**Listed entries**
══════════════════════════════

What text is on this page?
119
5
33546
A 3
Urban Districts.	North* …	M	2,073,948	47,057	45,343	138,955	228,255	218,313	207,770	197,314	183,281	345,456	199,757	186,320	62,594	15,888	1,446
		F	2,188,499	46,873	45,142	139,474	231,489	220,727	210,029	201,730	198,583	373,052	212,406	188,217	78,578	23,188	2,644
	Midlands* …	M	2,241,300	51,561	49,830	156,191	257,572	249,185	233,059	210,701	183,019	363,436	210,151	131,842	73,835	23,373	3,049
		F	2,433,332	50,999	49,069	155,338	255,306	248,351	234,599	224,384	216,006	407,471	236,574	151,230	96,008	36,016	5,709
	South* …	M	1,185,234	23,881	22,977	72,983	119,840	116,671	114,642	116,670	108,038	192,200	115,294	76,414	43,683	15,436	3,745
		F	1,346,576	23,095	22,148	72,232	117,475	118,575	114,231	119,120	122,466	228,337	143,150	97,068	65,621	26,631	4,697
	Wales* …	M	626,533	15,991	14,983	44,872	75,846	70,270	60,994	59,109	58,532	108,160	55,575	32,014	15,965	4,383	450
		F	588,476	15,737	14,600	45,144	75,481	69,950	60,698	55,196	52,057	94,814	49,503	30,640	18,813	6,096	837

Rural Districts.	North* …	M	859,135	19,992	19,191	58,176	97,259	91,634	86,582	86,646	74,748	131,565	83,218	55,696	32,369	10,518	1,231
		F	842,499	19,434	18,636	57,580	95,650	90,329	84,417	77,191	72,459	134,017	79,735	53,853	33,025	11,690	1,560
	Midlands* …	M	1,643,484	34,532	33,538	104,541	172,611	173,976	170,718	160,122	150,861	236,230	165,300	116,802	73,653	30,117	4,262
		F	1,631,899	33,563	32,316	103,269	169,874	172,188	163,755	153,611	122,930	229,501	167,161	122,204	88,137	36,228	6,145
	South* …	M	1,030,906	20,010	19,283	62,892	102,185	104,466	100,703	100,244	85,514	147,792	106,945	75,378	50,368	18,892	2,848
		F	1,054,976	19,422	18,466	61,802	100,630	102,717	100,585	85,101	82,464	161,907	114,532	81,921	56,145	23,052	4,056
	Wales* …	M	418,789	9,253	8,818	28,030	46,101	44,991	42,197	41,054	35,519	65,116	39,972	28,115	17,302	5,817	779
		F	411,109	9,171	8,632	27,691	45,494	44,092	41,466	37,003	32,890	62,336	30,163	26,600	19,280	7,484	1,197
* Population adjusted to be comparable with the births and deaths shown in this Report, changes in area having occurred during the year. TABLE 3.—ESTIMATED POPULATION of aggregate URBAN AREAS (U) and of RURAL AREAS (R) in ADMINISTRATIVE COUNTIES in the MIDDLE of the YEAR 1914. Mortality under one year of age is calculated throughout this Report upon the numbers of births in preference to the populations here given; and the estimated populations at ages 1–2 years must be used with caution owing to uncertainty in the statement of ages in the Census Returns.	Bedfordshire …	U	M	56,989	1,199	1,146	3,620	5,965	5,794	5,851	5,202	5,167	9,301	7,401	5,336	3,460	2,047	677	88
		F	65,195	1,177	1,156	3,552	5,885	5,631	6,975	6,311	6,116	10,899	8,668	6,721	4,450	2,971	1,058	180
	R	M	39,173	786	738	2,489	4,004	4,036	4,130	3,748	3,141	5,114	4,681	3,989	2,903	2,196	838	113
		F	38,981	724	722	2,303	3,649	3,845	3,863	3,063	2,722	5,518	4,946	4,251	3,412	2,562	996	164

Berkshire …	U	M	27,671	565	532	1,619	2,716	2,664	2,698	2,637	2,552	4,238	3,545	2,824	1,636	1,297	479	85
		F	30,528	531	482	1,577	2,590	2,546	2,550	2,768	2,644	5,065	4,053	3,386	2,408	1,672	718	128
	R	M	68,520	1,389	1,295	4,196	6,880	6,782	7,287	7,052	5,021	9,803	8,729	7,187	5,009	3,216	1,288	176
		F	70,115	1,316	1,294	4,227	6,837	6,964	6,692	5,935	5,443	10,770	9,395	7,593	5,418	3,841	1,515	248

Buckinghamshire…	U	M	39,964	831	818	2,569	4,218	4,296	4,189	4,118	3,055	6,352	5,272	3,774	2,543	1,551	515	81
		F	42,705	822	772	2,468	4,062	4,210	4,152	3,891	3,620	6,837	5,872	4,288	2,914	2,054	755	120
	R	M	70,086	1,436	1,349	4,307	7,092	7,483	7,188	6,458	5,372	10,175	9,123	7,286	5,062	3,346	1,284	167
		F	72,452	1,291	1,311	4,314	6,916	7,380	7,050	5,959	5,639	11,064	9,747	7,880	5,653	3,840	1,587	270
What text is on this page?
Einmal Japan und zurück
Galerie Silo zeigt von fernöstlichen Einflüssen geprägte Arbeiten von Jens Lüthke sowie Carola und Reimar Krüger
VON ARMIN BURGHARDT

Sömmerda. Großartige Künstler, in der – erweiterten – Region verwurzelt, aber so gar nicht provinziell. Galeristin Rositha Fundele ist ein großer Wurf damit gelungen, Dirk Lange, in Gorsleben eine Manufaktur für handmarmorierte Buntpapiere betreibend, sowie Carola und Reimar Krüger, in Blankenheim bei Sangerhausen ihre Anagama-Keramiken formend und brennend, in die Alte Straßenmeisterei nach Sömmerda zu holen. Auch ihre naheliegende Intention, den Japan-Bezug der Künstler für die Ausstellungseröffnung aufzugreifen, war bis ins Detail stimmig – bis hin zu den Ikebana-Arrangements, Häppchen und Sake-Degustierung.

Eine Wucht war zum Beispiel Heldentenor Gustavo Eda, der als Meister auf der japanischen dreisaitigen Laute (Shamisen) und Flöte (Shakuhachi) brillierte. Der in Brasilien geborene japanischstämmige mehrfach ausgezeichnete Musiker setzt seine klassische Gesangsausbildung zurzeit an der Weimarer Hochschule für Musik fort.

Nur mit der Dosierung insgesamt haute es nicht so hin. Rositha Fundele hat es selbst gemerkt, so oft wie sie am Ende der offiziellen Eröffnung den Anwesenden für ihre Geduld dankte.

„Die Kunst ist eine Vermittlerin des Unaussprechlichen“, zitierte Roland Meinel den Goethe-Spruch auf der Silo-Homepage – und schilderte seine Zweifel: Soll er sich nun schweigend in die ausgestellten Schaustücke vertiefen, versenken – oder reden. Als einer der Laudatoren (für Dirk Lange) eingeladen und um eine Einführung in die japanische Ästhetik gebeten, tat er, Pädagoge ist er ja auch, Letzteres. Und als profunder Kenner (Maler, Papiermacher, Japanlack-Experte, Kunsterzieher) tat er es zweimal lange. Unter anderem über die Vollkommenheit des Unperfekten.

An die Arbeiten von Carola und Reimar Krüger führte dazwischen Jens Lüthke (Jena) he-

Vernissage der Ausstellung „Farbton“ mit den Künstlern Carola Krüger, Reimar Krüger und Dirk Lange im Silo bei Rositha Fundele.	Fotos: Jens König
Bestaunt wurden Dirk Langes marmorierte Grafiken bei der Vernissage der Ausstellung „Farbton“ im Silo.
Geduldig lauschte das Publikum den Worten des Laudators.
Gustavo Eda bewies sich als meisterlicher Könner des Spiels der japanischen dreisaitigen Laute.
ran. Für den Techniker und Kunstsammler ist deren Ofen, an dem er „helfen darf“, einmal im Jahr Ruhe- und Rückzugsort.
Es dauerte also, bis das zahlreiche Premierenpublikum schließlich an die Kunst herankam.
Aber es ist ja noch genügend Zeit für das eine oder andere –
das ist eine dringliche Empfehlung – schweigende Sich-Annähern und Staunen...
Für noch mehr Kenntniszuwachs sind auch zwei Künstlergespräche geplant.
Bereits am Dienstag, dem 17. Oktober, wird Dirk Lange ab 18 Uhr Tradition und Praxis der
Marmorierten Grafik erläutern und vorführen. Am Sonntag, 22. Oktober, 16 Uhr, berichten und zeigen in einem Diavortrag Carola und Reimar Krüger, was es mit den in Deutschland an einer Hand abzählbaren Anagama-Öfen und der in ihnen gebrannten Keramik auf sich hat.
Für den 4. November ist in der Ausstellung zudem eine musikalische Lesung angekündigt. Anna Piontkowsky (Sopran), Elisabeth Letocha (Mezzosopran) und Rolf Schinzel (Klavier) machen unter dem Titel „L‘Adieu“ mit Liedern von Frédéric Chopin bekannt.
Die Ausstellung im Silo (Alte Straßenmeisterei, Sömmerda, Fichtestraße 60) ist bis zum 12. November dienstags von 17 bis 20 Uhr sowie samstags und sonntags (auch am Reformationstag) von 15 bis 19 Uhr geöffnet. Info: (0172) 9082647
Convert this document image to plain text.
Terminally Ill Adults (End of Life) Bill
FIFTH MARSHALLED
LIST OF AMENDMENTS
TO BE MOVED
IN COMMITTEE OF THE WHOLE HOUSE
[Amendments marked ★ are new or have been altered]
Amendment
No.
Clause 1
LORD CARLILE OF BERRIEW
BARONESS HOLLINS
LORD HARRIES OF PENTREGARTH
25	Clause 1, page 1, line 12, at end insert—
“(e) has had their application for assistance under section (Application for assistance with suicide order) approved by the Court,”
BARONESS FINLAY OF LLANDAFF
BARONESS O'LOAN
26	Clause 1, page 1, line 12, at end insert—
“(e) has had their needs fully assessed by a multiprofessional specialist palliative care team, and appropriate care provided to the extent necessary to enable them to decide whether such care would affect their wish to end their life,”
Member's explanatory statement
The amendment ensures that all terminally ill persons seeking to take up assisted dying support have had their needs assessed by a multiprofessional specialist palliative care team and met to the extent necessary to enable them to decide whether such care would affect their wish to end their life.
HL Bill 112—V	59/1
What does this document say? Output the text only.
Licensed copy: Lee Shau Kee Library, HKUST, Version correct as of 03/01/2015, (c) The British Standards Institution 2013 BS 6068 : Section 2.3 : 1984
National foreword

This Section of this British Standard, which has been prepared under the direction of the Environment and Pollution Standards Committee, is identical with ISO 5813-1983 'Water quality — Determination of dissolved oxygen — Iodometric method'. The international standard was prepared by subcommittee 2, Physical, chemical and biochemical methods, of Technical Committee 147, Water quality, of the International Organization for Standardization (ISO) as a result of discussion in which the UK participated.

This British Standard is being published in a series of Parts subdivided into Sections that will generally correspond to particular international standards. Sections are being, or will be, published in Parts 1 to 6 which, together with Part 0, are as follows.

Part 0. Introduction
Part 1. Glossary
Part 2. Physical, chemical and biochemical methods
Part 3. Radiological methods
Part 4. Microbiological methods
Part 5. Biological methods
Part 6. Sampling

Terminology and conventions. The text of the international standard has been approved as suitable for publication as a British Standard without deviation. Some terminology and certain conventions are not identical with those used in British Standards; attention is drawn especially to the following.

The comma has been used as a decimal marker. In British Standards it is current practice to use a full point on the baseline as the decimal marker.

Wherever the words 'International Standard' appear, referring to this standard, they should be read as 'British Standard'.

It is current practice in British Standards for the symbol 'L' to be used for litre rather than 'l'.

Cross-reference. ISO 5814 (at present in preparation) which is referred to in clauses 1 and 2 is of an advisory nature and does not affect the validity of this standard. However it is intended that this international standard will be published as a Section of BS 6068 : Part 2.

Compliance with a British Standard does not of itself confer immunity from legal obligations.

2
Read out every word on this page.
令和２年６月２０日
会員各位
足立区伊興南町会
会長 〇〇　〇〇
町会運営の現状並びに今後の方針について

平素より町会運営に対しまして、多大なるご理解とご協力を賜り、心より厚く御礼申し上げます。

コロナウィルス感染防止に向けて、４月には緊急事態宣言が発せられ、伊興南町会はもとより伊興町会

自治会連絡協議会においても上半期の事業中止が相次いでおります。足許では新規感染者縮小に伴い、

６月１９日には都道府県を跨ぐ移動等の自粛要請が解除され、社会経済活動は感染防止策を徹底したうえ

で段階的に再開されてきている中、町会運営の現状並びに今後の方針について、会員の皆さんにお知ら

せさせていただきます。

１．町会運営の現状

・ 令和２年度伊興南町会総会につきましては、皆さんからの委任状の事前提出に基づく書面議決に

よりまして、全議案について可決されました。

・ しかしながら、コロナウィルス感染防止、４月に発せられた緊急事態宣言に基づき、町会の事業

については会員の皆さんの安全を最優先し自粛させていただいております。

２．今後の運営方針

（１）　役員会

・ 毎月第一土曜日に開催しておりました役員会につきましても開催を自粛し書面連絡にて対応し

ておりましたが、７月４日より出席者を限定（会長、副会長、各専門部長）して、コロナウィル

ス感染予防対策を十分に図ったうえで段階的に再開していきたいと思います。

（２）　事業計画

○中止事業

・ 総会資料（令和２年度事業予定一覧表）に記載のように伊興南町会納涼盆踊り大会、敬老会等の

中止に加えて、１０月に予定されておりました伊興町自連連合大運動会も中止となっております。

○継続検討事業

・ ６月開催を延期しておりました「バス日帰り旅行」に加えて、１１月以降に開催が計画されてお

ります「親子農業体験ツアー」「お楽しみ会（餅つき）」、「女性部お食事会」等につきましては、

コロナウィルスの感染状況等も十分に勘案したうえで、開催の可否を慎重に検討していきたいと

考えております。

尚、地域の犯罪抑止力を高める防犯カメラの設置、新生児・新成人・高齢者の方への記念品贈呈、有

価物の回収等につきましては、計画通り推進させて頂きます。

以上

══════════════════════════════

**What you will do**
Copy whichever lines in the listing above contain the word "enable".

**Reply**
“(e) has had their needs fully assessed by a multiprofessional specialist palliative care team, and appropriate care provided to the extent necessary to enable them to decide whether such care would affect their wish to end their life,”
The amendment ensures that all terminally ill persons seeking to take up assisted dying support have had their needs assessed by a multiprofessional specialist palliative care team and met to the extent necessary to enable them to decide whether such care would affect their wish to end their life.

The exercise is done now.